— start Material —
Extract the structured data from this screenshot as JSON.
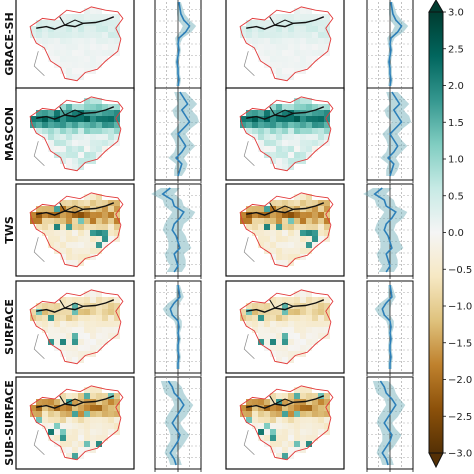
{
  "chart_data": {
    "type": "heatmap",
    "rows": [
      "GRACE-SH",
      "MASCON",
      "TWS",
      "SURFACE",
      "SUB-SURFACE"
    ],
    "colorbar": {
      "min": -3.0,
      "max": 3.0,
      "ticks": [
        "3.0",
        "2.5",
        "2.0",
        "1.5",
        "1.0",
        "0.5",
        "0.0",
        "−0.5",
        "−1.0",
        "−1.5",
        "−2.0",
        "−2.5",
        "−3.0"
      ],
      "colors": [
        "#543005",
        "#8c510a",
        "#bf812d",
        "#dfc27d",
        "#f6e8c3",
        "#f5f5f5",
        "#c7eae5",
        "#80cdc1",
        "#35978f",
        "#01665e",
        "#003c30"
      ],
      "extend": "both"
    },
    "profile_color": "#2c7fb8",
    "profile_band_color": "#66a8b3",
    "basin_outline_color": "#e23a3a",
    "river_color": "#111111",
    "profiles": [
      {
        "row": "GRACE-SH",
        "mean": [
          0.05,
          0.1,
          0.15,
          0.3,
          0.6,
          0.4,
          0.05,
          0.0,
          0.05,
          0.0,
          -0.05,
          0.0,
          0.0,
          0.05,
          0.0
        ],
        "spread": [
          0.1,
          0.15,
          0.2,
          0.3,
          0.35,
          0.3,
          0.2,
          0.1,
          0.1,
          0.1,
          0.1,
          0.1,
          0.1,
          0.1,
          0.1
        ]
      },
      {
        "row": "MASCON",
        "mean": [
          0.1,
          0.3,
          0.5,
          0.2,
          0.4,
          0.6,
          0.3,
          0.0,
          0.2,
          0.4,
          0.2,
          -0.1,
          0.2,
          0.1,
          0.0
        ],
        "spread": [
          0.3,
          0.4,
          0.5,
          0.5,
          0.6,
          0.5,
          0.4,
          0.4,
          0.4,
          0.5,
          0.4,
          0.4,
          0.3,
          0.3,
          0.2
        ]
      },
      {
        "row": "TWS",
        "mean": [
          -0.4,
          -0.8,
          -0.3,
          -0.2,
          0.3,
          0.1,
          -0.2,
          -0.3,
          -0.1,
          0.0,
          0.1,
          -0.2,
          -0.1,
          0.0,
          -0.2
        ],
        "spread": [
          0.5,
          0.6,
          0.5,
          0.5,
          0.6,
          0.6,
          0.5,
          0.5,
          0.5,
          0.5,
          0.6,
          0.5,
          0.5,
          0.4,
          0.4
        ]
      },
      {
        "row": "SURFACE",
        "mean": [
          0.0,
          0.05,
          0.1,
          -0.2,
          -0.4,
          -0.3,
          0.0,
          0.05,
          0.0,
          0.05,
          0.0,
          0.0,
          0.05,
          0.0,
          0.0
        ],
        "spread": [
          0.1,
          0.15,
          0.2,
          0.3,
          0.4,
          0.3,
          0.2,
          0.15,
          0.1,
          0.1,
          0.1,
          0.1,
          0.1,
          0.1,
          0.1
        ]
      },
      {
        "row": "SUB-SURFACE",
        "mean": [
          -0.5,
          -0.3,
          -0.2,
          0.1,
          0.3,
          0.1,
          -0.1,
          -0.3,
          -0.1,
          0.1,
          0.0,
          -0.2,
          -0.4,
          -0.2,
          -0.1
        ],
        "spread": [
          0.4,
          0.5,
          0.5,
          0.4,
          0.5,
          0.5,
          0.5,
          0.4,
          0.4,
          0.5,
          0.4,
          0.4,
          0.3,
          0.3,
          0.3
        ]
      }
    ]
  }
}
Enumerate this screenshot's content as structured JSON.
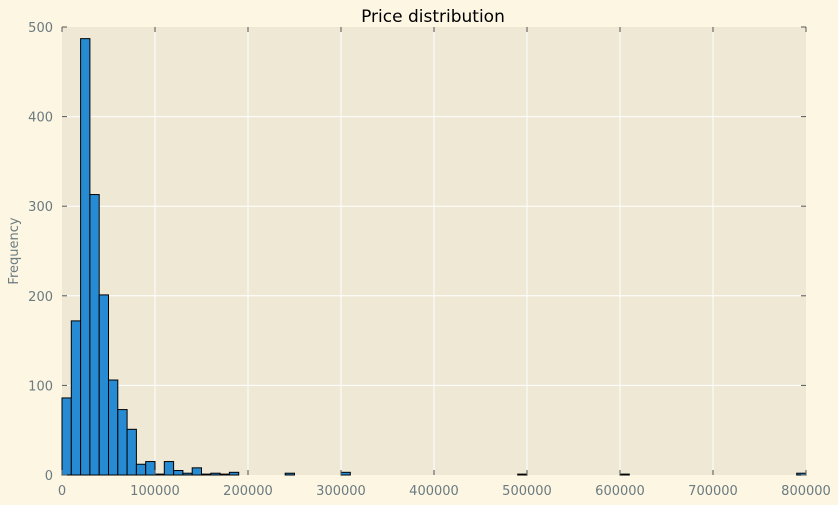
— end Material —
**What you are asked to do**:
Copy the whole of the material above exactly, but not its images.

**In response**:
Extract the structured data from this screenshot as JSON.
{
  "chart_data": {
    "type": "heatmap",
    "rows": [
      "GRACE-SH",
      "MASCON",
      "TWS",
      "SURFACE",
      "SUB-SURFACE"
    ],
    "colorbar": {
      "min": -3.0,
      "max": 3.0,
      "ticks": [
        "3.0",
        "2.5",
        "2.0",
        "1.5",
        "1.0",
        "0.5",
        "0.0",
        "−0.5",
        "−1.0",
        "−1.5",
        "−2.0",
        "−2.5",
        "−3.0"
      ],
      "colors": [
        "#543005",
        "#8c510a",
        "#bf812d",
        "#dfc27d",
        "#f6e8c3",
        "#f5f5f5",
        "#c7eae5",
        "#80cdc1",
        "#35978f",
        "#01665e",
        "#003c30"
      ],
      "extend": "both"
    },
    "profile_color": "#2c7fb8",
    "profile_band_color": "#66a8b3",
    "basin_outline_color": "#e23a3a",
    "river_color": "#111111",
    "profiles": [
      {
        "row": "GRACE-SH",
        "mean": [
          0.05,
          0.1,
          0.15,
          0.3,
          0.6,
          0.4,
          0.05,
          0.0,
          0.05,
          0.0,
          -0.05,
          0.0,
          0.0,
          0.05,
          0.0
        ],
        "spread": [
          0.1,
          0.15,
          0.2,
          0.3,
          0.35,
          0.3,
          0.2,
          0.1,
          0.1,
          0.1,
          0.1,
          0.1,
          0.1,
          0.1,
          0.1
        ]
      },
      {
        "row": "MASCON",
        "mean": [
          0.1,
          0.3,
          0.5,
          0.2,
          0.4,
          0.6,
          0.3,
          0.0,
          0.2,
          0.4,
          0.2,
          -0.1,
          0.2,
          0.1,
          0.0
        ],
        "spread": [
          0.3,
          0.4,
          0.5,
          0.5,
          0.6,
          0.5,
          0.4,
          0.4,
          0.4,
          0.5,
          0.4,
          0.4,
          0.3,
          0.3,
          0.2
        ]
      },
      {
        "row": "TWS",
        "mean": [
          -0.4,
          -0.8,
          -0.3,
          -0.2,
          0.3,
          0.1,
          -0.2,
          -0.3,
          -0.1,
          0.0,
          0.1,
          -0.2,
          -0.1,
          0.0,
          -0.2
        ],
        "spread": [
          0.5,
          0.6,
          0.5,
          0.5,
          0.6,
          0.6,
          0.5,
          0.5,
          0.5,
          0.5,
          0.6,
          0.5,
          0.5,
          0.4,
          0.4
        ]
      },
      {
        "row": "SURFACE",
        "mean": [
          0.0,
          0.05,
          0.1,
          -0.2,
          -0.4,
          -0.3,
          0.0,
          0.05,
          0.0,
          0.05,
          0.0,
          0.0,
          0.05,
          0.0,
          0.0
        ],
        "spread": [
          0.1,
          0.15,
          0.2,
          0.3,
          0.4,
          0.3,
          0.2,
          0.15,
          0.1,
          0.1,
          0.1,
          0.1,
          0.1,
          0.1,
          0.1
        ]
      },
      {
        "row": "SUB-SURFACE",
        "mean": [
          -0.5,
          -0.3,
          -0.2,
          0.1,
          0.3,
          0.1,
          -0.1,
          -0.3,
          -0.1,
          0.1,
          0.0,
          -0.2,
          -0.4,
          -0.2,
          -0.1
        ],
        "spread": [
          0.4,
          0.5,
          0.5,
          0.4,
          0.5,
          0.5,
          0.5,
          0.4,
          0.4,
          0.5,
          0.4,
          0.4,
          0.3,
          0.3,
          0.3
        ]
      }
    ]
  }
}
Enumerate this screenshot's content as structured JSON.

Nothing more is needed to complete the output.